To be done :: Take the material below and write it all out again exactly.

══════

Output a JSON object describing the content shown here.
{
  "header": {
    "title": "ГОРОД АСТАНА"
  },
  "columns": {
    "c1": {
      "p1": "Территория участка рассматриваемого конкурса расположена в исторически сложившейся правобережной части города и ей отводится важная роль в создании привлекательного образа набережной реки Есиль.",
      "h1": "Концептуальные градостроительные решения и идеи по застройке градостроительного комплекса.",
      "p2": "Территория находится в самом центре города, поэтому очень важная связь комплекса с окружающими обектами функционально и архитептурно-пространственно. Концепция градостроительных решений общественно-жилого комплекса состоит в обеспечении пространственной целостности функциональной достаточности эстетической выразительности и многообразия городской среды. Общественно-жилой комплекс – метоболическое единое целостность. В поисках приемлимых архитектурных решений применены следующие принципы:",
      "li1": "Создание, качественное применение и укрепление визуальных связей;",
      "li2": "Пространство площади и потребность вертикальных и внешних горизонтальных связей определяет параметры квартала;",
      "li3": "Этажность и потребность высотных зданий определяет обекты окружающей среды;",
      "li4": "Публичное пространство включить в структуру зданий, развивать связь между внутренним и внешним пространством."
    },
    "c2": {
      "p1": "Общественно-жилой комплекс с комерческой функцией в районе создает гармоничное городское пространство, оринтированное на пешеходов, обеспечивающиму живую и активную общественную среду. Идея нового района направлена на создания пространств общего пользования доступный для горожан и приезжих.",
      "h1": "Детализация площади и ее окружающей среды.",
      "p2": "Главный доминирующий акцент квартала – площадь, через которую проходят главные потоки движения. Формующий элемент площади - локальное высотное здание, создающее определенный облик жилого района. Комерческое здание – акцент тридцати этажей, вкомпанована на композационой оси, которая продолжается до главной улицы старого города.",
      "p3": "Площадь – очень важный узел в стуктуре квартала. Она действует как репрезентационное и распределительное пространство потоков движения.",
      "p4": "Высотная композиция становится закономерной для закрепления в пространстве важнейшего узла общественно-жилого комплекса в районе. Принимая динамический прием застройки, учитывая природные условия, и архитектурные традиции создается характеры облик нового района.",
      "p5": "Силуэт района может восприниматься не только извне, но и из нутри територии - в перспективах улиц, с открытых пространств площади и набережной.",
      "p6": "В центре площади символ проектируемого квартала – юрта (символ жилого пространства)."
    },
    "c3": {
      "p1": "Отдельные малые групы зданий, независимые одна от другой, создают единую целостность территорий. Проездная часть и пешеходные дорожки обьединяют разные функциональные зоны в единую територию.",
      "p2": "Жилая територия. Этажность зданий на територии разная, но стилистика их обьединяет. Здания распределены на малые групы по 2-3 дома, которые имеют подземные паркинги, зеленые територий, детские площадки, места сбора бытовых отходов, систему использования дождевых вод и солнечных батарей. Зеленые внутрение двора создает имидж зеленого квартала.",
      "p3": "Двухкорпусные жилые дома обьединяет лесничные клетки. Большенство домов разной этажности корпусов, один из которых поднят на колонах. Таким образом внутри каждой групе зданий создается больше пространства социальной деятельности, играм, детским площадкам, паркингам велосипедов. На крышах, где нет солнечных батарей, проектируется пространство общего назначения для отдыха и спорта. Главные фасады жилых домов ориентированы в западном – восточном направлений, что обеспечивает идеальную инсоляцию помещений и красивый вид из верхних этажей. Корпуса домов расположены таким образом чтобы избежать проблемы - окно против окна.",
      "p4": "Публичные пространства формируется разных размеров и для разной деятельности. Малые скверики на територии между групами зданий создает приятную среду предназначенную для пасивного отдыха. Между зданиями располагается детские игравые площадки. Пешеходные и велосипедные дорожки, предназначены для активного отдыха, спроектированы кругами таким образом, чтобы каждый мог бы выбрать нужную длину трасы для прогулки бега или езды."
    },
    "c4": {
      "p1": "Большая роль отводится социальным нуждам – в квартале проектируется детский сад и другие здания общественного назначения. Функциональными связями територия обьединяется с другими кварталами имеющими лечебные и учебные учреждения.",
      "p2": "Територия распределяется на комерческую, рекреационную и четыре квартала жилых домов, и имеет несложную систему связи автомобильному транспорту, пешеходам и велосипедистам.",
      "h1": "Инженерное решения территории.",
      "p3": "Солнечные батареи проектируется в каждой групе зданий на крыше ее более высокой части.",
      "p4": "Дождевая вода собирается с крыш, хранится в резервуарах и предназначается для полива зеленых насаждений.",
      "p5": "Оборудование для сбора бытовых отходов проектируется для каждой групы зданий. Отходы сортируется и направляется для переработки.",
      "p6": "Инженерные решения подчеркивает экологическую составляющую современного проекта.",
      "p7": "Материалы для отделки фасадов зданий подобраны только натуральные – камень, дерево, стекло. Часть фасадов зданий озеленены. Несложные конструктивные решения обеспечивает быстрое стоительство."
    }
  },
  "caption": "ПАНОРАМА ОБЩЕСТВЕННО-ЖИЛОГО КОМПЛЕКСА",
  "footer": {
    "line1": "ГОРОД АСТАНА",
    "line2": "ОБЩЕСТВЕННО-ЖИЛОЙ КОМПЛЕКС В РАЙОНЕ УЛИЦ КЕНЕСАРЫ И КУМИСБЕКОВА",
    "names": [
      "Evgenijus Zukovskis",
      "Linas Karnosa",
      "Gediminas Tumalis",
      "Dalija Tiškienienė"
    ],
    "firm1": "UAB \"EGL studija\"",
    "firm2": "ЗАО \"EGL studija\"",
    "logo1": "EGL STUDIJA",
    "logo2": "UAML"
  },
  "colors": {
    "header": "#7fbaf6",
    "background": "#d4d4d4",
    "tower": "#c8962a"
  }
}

══════

Result ::
Output a JSON object describing the content shown here.
{
  "header": {
    "title": "ГОРОД АСТАНА"
  },
  "columns": {
    "c1": {
      "p1": "Территория участка рассматриваемого конкурса расположена в исторически сложившейся правобережной части города и ей отводится важная роль в создании привлекательного образа набережной реки Есиль.",
      "h1": "Концептуальные градостроительные решения и идеи по застройке градостроительного комплекса.",
      "p2": "Территория находится в самом центре города, поэтому очень важная связь комплекса с окружающими обектами функционально и архитептурно-пространственно. Концепция градостроительных решений общественно-жилого комплекса состоит в обеспечении пространственной целостности функциональной достаточности эстетической выразительности и многообразия городской среды. Общественно-жилой комплекс – метоболическое единое целостность. В поисках приемлимых архитектурных решений применены следующие принципы:",
      "li1": "Создание, качественное применение и укрепление визуальных связей;",
      "li2": "Пространство площади и потребность вертикальных и внешних горизонтальных связей определяет параметры квартала;",
      "li3": "Этажность и потребность высотных зданий определяет обекты окружающей среды;",
      "li4": "Публичное пространство включить в структуру зданий, развивать связь между внутренним и внешним пространством."
    },
    "c2": {
      "p1": "Общественно-жилой комплекс с комерческой функцией в районе создает гармоничное городское пространство, оринтированное на пешеходов, обеспечивающиму живую и активную общественную среду. Идея нового района направлена на создания пространств общего пользования доступный для горожан и приезжих.",
      "h1": "Детализация площади и ее окружающей среды.",
      "p2": "Главный доминирующий акцент квартала – площадь, через которую проходят главные потоки движения. Формующий элемент площади - локальное высотное здание, создающее определенный облик жилого района. Комерческое здание – акцент тридцати этажей, вкомпанована на композационой оси, которая продолжается до главной улицы старого города.",
      "p3": "Площадь – очень важный узел в стуктуре квартала. Она действует как репрезентационное и распределительное пространство потоков движения.",
      "p4": "Высотная композиция становится закономерной для закрепления в пространстве важнейшего узла общественно-жилого комплекса в районе. Принимая динамический прием застройки, учитывая природные условия, и архитектурные традиции создается характеры облик нового района.",
      "p5": "Силуэт района может восприниматься не только извне, но и из нутри територии - в перспективах улиц, с открытых пространств площади и набережной.",
      "p6": "В центре площади символ проектируемого квартала – юрта (символ жилого пространства)."
    },
    "c3": {
      "p1": "Отдельные малые групы зданий, независимые одна от другой, создают единую целостность территорий. Проездная часть и пешеходные дорожки обьединяют разные функциональные зоны в единую територию.",
      "p2": "Жилая територия. Этажность зданий на територии разная, но стилистика их обьединяет. Здания распределены на малые групы по 2-3 дома, которые имеют подземные паркинги, зеленые територий, детские площадки, места сбора бытовых отходов, систему использования дождевых вод и солнечных батарей. Зеленые внутрение двора создает имидж зеленого квартала.",
      "p3": "Двухкорпусные жилые дома обьединяет лесничные клетки. Большенство домов разной этажности корпусов, один из которых поднят на колонах. Таким образом внутри каждой групе зданий создается больше пространства социальной деятельности, играм, детским площадкам, паркингам велосипедов. На крышах, где нет солнечных батарей, проектируется пространство общего назначения для отдыха и спорта. Главные фасады жилых домов ориентированы в западном – восточном направлений, что обеспечивает идеальную инсоляцию помещений и красивый вид из верхних этажей. Корпуса домов расположены таким образом чтобы избежать проблемы - окно против окна.",
      "p4": "Публичные пространства формируется разных размеров и для разной деятельности. Малые скверики на територии между групами зданий создает приятную среду предназначенную для пасивного отдыха. Между зданиями располагается детские игравые площадки. Пешеходные и велосипедные дорожки, предназначены для активного отдыха, спроектированы кругами таким образом, чтобы каждый мог бы выбрать нужную длину трасы для прогулки бега или езды."
    },
    "c4": {
      "p1": "Большая роль отводится социальным нуждам – в квартале проектируется детский сад и другие здания общественного назначения. Функциональными связями територия обьединяется с другими кварталами имеющими лечебные и учебные учреждения.",
      "p2": "Територия распределяется на комерческую, рекреационную и четыре квартала жилых домов, и имеет несложную систему связи автомобильному транспорту, пешеходам и велосипедистам.",
      "h1": "Инженерное решения территории.",
      "p3": "Солнечные батареи проектируется в каждой групе зданий на крыше ее более высокой части.",
      "p4": "Дождевая вода собирается с крыш, хранится в резервуарах и предназначается для полива зеленых насаждений.",
      "p5": "Оборудование для сбора бытовых отходов проектируется для каждой групы зданий. Отходы сортируется и направляется для переработки.",
      "p6": "Инженерные решения подчеркивает экологическую составляющую современного проекта.",
      "p7": "Материалы для отделки фасадов зданий подобраны только натуральные – камень, дерево, стекло. Часть фасадов зданий озеленены. Несложные конструктивные решения обеспечивает быстрое стоительство."
    }
  },
  "caption": "ПАНОРАМА ОБЩЕСТВЕННО-ЖИЛОГО КОМПЛЕКСА",
  "footer": {
    "line1": "ГОРОД АСТАНА",
    "line2": "ОБЩЕСТВЕННО-ЖИЛОЙ КОМПЛЕКС В РАЙОНЕ УЛИЦ КЕНЕСАРЫ И КУМИСБЕКОВА",
    "names": [
      "Evgenijus Zukovskis",
      "Linas Karnosa",
      "Gediminas Tumalis",
      "Dalija Tiškienienė"
    ],
    "firm1": "UAB \"EGL studija\"",
    "firm2": "ЗАО \"EGL studija\"",
    "logo1": "EGL STUDIJA",
    "logo2": "UAML"
  },
  "colors": {
    "header": "#7fbaf6",
    "background": "#d4d4d4",
    "tower": "#c8962a"
  }
}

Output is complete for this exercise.